Data records —
"""

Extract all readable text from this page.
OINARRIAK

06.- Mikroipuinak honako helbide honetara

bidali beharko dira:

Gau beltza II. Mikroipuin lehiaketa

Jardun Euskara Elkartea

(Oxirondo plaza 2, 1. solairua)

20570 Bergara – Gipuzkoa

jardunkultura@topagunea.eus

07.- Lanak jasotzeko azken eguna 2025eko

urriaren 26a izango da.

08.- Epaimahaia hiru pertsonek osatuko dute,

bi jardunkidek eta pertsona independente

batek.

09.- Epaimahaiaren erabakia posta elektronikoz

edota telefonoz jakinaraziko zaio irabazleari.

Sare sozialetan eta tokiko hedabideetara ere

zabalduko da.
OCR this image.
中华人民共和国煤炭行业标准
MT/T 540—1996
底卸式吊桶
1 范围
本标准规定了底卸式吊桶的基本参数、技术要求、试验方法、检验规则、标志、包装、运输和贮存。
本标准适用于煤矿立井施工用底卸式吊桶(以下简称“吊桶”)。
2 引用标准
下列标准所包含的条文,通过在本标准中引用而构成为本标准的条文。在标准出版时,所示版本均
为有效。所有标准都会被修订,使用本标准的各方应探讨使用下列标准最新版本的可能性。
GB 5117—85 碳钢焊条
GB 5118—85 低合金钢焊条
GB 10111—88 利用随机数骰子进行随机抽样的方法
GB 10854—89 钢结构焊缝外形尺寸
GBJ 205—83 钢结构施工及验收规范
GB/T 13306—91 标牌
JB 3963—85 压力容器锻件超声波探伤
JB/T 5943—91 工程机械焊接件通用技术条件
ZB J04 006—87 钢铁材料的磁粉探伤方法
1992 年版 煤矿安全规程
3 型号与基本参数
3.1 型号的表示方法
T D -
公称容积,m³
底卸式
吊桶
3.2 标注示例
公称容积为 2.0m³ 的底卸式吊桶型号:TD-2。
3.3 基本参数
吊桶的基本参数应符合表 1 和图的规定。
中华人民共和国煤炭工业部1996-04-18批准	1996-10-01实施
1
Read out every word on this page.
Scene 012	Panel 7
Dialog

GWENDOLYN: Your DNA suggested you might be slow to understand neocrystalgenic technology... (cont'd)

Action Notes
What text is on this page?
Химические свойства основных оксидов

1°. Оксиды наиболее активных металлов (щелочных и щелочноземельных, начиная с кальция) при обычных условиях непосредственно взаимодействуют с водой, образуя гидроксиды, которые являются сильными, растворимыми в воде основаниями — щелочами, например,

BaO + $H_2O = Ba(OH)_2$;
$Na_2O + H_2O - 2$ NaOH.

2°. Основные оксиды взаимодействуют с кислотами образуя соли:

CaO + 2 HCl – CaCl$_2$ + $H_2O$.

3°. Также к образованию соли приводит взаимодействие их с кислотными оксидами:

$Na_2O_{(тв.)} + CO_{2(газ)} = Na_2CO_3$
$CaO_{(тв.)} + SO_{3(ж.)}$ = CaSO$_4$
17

"""

Work required — Give the listing again, word for word.

Written solution —
Extract all readable text from this page.
OINARRIAK

06.- Mikroipuinak honako helbide honetara

bidali beharko dira:

Gau beltza II. Mikroipuin lehiaketa

Jardun Euskara Elkartea

(Oxirondo plaza 2, 1. solairua)

20570 Bergara – Gipuzkoa

jardunkultura@topagunea.eus

07.- Lanak jasotzeko azken eguna 2025eko

urriaren 26a izango da.

08.- Epaimahaia hiru pertsonek osatuko dute,

bi jardunkidek eta pertsona independente

batek.

09.- Epaimahaiaren erabakia posta elektronikoz

edota telefonoz jakinaraziko zaio irabazleari.

Sare sozialetan eta tokiko hedabideetara ere

zabalduko da.
OCR this image.
中华人民共和国煤炭行业标准
MT/T 540—1996
底卸式吊桶
1 范围
本标准规定了底卸式吊桶的基本参数、技术要求、试验方法、检验规则、标志、包装、运输和贮存。
本标准适用于煤矿立井施工用底卸式吊桶(以下简称“吊桶”)。
2 引用标准
下列标准所包含的条文,通过在本标准中引用而构成为本标准的条文。在标准出版时,所示版本均
为有效。所有标准都会被修订,使用本标准的各方应探讨使用下列标准最新版本的可能性。
GB 5117—85 碳钢焊条
GB 5118—85 低合金钢焊条
GB 10111—88 利用随机数骰子进行随机抽样的方法
GB 10854—89 钢结构焊缝外形尺寸
GBJ 205—83 钢结构施工及验收规范
GB/T 13306—91 标牌
JB 3963—85 压力容器锻件超声波探伤
JB/T 5943—91 工程机械焊接件通用技术条件
ZB J04 006—87 钢铁材料的磁粉探伤方法
1992 年版 煤矿安全规程
3 型号与基本参数
3.1 型号的表示方法
T D -
公称容积,m³
底卸式
吊桶
3.2 标注示例
公称容积为 2.0m³ 的底卸式吊桶型号:TD-2。
3.3 基本参数
吊桶的基本参数应符合表 1 和图的规定。
中华人民共和国煤炭工业部1996-04-18批准	1996-10-01实施
1
Read out every word on this page.
Scene 012	Panel 7
Dialog

GWENDOLYN: Your DNA suggested you might be slow to understand neocrystalgenic technology... (cont'd)

Action Notes
What text is on this page?
Химические свойства основных оксидов

1°. Оксиды наиболее активных металлов (щелочных и щелочноземельных, начиная с кальция) при обычных условиях непосредственно взаимодействуют с водой, образуя гидроксиды, которые являются сильными, растворимыми в воде основаниями — щелочами, например,

BaO + $H_2O = Ba(OH)_2$;
$Na_2O + H_2O - 2$ NaOH.

2°. Основные оксиды взаимодействуют с кислотами образуя соли:

CaO + 2 HCl – CaCl$_2$ + $H_2O$.

3°. Также к образованию соли приводит взаимодействие их с кислотными оксидами:

$Na_2O_{(тв.)} + CO_{2(газ)} = Na_2CO_3$
$CaO_{(тв.)} + SO_{3(ж.)}$ = CaSO$_4$
17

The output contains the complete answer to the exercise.